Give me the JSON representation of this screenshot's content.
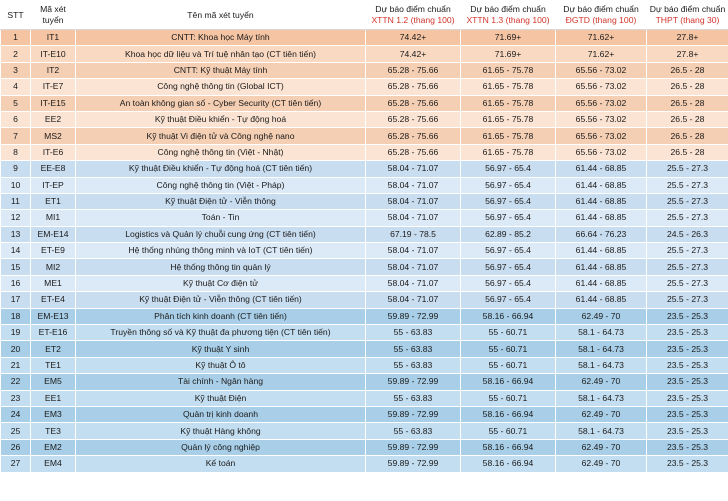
{
  "header": {
    "stt": "STT",
    "code": [
      "Mã xét",
      "tuyển"
    ],
    "name": "Tên mã xét tuyển",
    "xttn12": [
      "Dự báo điểm chuẩn",
      "XTTN 1.2 (thang 100)"
    ],
    "xttn13": [
      "Dự báo điểm chuẩn",
      "XTTN 1.3 (thang 100)"
    ],
    "dgtd": [
      "Dự báo điểm chuẩn",
      "ĐGTD (thang 100)"
    ],
    "thpt": [
      "Dự báo điểm chuẩn",
      "THPT (thang 30)"
    ]
  },
  "colors": {
    "group1": "#f5c4a3",
    "group2": "#f5cfb3",
    "group3": "#c9ddf0",
    "group4": "#a9cfe8",
    "header_accent": "#d1342b"
  },
  "rows": [
    {
      "stt": "1",
      "code": "IT1",
      "name": "CNTT: Khoa học Máy tính",
      "x12": "74.42+",
      "x13": "71.69+",
      "dgtd": "71.62+",
      "thpt": "27.8+",
      "group": "g1"
    },
    {
      "stt": "2",
      "code": "IT-E10",
      "name": "Khoa học dữ liệu và Trí tuệ nhân tạo (CT tiên tiến)",
      "x12": "74.42+",
      "x13": "71.69+",
      "dgtd": "71.62+",
      "thpt": "27.8+",
      "group": "g1"
    },
    {
      "stt": "3",
      "code": "IT2",
      "name": "CNTT: Kỹ thuật Máy tính",
      "x12": "65.28 - 75.66",
      "x13": "61.65 - 75.78",
      "dgtd": "65.56 - 73.02",
      "thpt": "26.5 - 28",
      "group": "g2"
    },
    {
      "stt": "4",
      "code": "IT-E7",
      "name": "Công nghệ thông tin (Global ICT)",
      "x12": "65.28 - 75.66",
      "x13": "61.65 - 75.78",
      "dgtd": "65.56 - 73.02",
      "thpt": "26.5 - 28",
      "group": "g2"
    },
    {
      "stt": "5",
      "code": "IT-E15",
      "name": "An toàn không gian số - Cyber Security (CT tiên tiến)",
      "x12": "65.28 - 75.66",
      "x13": "61.65 - 75.78",
      "dgtd": "65.56 - 73.02",
      "thpt": "26.5 - 28",
      "group": "g2"
    },
    {
      "stt": "6",
      "code": "EE2",
      "name": "Kỹ thuật Điều khiển - Tự động hoá",
      "x12": "65.28 - 75.66",
      "x13": "61.65 - 75.78",
      "dgtd": "65.56 - 73.02",
      "thpt": "26.5 - 28",
      "group": "g2"
    },
    {
      "stt": "7",
      "code": "MS2",
      "name": "Kỹ thuật Vi điện tử và Công nghệ nano",
      "x12": "65.28 - 75.66",
      "x13": "61.65 - 75.78",
      "dgtd": "65.56 - 73.02",
      "thpt": "26.5 - 28",
      "group": "g2"
    },
    {
      "stt": "8",
      "code": "IT-E6",
      "name": "Công nghệ thông tin (Việt - Nhật)",
      "x12": "65.28 - 75.66",
      "x13": "61.65 - 75.78",
      "dgtd": "65.56 - 73.02",
      "thpt": "26.5 - 28",
      "group": "g2"
    },
    {
      "stt": "9",
      "code": "EE-E8",
      "name": "Kỹ thuật Điều khiển - Tự động hoá (CT tiên tiến)",
      "x12": "58.04 - 71.07",
      "x13": "56.97 - 65.4",
      "dgtd": "61.44 - 68.85",
      "thpt": "25.5 - 27.3",
      "group": "g3"
    },
    {
      "stt": "10",
      "code": "IT-EP",
      "name": "Công nghệ thông tin (Việt - Pháp)",
      "x12": "58.04 - 71.07",
      "x13": "56.97 - 65.4",
      "dgtd": "61.44 - 68.85",
      "thpt": "25.5 - 27.3",
      "group": "g3"
    },
    {
      "stt": "11",
      "code": "ET1",
      "name": "Kỹ thuật Điện tử - Viễn thông",
      "x12": "58.04 - 71.07",
      "x13": "56.97 - 65.4",
      "dgtd": "61.44 - 68.85",
      "thpt": "25.5 - 27.3",
      "group": "g3"
    },
    {
      "stt": "12",
      "code": "MI1",
      "name": "Toán - Tin",
      "x12": "58.04 - 71.07",
      "x13": "56.97 - 65.4",
      "dgtd": "61.44 - 68.85",
      "thpt": "25.5 - 27.3",
      "group": "g3"
    },
    {
      "stt": "13",
      "code": "EM-E14",
      "name": "Logistics và Quản lý chuỗi cung ứng (CT tiên tiến)",
      "x12": "67.19 - 78.5",
      "x13": "62.89 - 85.2",
      "dgtd": "66.64 - 76.23",
      "thpt": "24.5 - 26.3",
      "group": "g3"
    },
    {
      "stt": "14",
      "code": "ET-E9",
      "name": "Hệ thống nhúng thông minh và IoT (CT tiên tiến)",
      "x12": "58.04 - 71.07",
      "x13": "56.97 - 65.4",
      "dgtd": "61.44 - 68.85",
      "thpt": "25.5 - 27.3",
      "group": "g3"
    },
    {
      "stt": "15",
      "code": "MI2",
      "name": "Hệ thống thông tin quản lý",
      "x12": "58.04 - 71.07",
      "x13": "56.97 - 65.4",
      "dgtd": "61.44 - 68.85",
      "thpt": "25.5 - 27.3",
      "group": "g3"
    },
    {
      "stt": "16",
      "code": "ME1",
      "name": "Kỹ thuật Cơ điện tử",
      "x12": "58.04 - 71.07",
      "x13": "56.97 - 65.4",
      "dgtd": "61.44 - 68.85",
      "thpt": "25.5 - 27.3",
      "group": "g3"
    },
    {
      "stt": "17",
      "code": "ET-E4",
      "name": "Kỹ thuật Điện tử - Viễn thông (CT tiên tiến)",
      "x12": "58.04 - 71.07",
      "x13": "56.97 - 65.4",
      "dgtd": "61.44 - 68.85",
      "thpt": "25.5 - 27.3",
      "group": "g3"
    },
    {
      "stt": "18",
      "code": "EM-E13",
      "name": "Phân tích kinh doanh (CT tiên tiến)",
      "x12": "59.89 - 72.99",
      "x13": "58.16 - 66.94",
      "dgtd": "62.49 - 70",
      "thpt": "23.5 - 25.3",
      "group": "g4"
    },
    {
      "stt": "19",
      "code": "ET-E16",
      "name": "Truyền thông số và Kỹ thuật đa phương tiện (CT tiên tiến)",
      "x12": "55 - 63.83",
      "x13": "55 - 60.71",
      "dgtd": "58.1 - 64.73",
      "thpt": "23.5 - 25.3",
      "group": "g4"
    },
    {
      "stt": "20",
      "code": "ET2",
      "name": "Kỹ thuật Y sinh",
      "x12": "55 - 63.83",
      "x13": "55 - 60.71",
      "dgtd": "58.1 - 64.73",
      "thpt": "23.5 - 25.3",
      "group": "g4"
    },
    {
      "stt": "21",
      "code": "TE1",
      "name": "Kỹ thuật Ô tô",
      "x12": "55 - 63.83",
      "x13": "55 - 60.71",
      "dgtd": "58.1 - 64.73",
      "thpt": "23.5 - 25.3",
      "group": "g4"
    },
    {
      "stt": "22",
      "code": "EM5",
      "name": "Tài chính - Ngân hàng",
      "x12": "59.89 - 72.99",
      "x13": "58.16 - 66.94",
      "dgtd": "62.49 - 70",
      "thpt": "23.5 - 25.3",
      "group": "g4"
    },
    {
      "stt": "23",
      "code": "EE1",
      "name": "Kỹ thuật Điện",
      "x12": "55 - 63.83",
      "x13": "55 - 60.71",
      "dgtd": "58.1 - 64.73",
      "thpt": "23.5 - 25.3",
      "group": "g4"
    },
    {
      "stt": "24",
      "code": "EM3",
      "name": "Quản trị kinh doanh",
      "x12": "59.89 - 72.99",
      "x13": "58.16 - 66.94",
      "dgtd": "62.49 - 70",
      "thpt": "23.5 - 25.3",
      "group": "g4"
    },
    {
      "stt": "25",
      "code": "TE3",
      "name": "Kỹ thuật Hàng không",
      "x12": "55 - 63.83",
      "x13": "55 - 60.71",
      "dgtd": "58.1 - 64.73",
      "thpt": "23.5 - 25.3",
      "group": "g4"
    },
    {
      "stt": "26",
      "code": "EM2",
      "name": "Quản lý công nghiệp",
      "x12": "59.89 - 72.99",
      "x13": "58.16 - 66.94",
      "dgtd": "62.49 - 70",
      "thpt": "23.5 - 25.3",
      "group": "g4"
    },
    {
      "stt": "27",
      "code": "EM4",
      "name": "Kế toán",
      "x12": "59.89 - 72.99",
      "x13": "58.16 - 66.94",
      "dgtd": "62.49 - 70",
      "thpt": "23.5 - 25.3",
      "group": "g4"
    }
  ]
}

● **WHAT IS BEING ASKED**
From the listing above, pick out every line containing "nghệ".

● **EXERCISE SOLUTION**
      "name": "Công nghệ thông tin (Global ICT)",
      "name": "Kỹ thuật Vi điện tử và Công nghệ nano",
      "name": "Công nghệ thông tin (Việt - Nhật)",
      "name": "Công nghệ thông tin (Việt - Pháp)",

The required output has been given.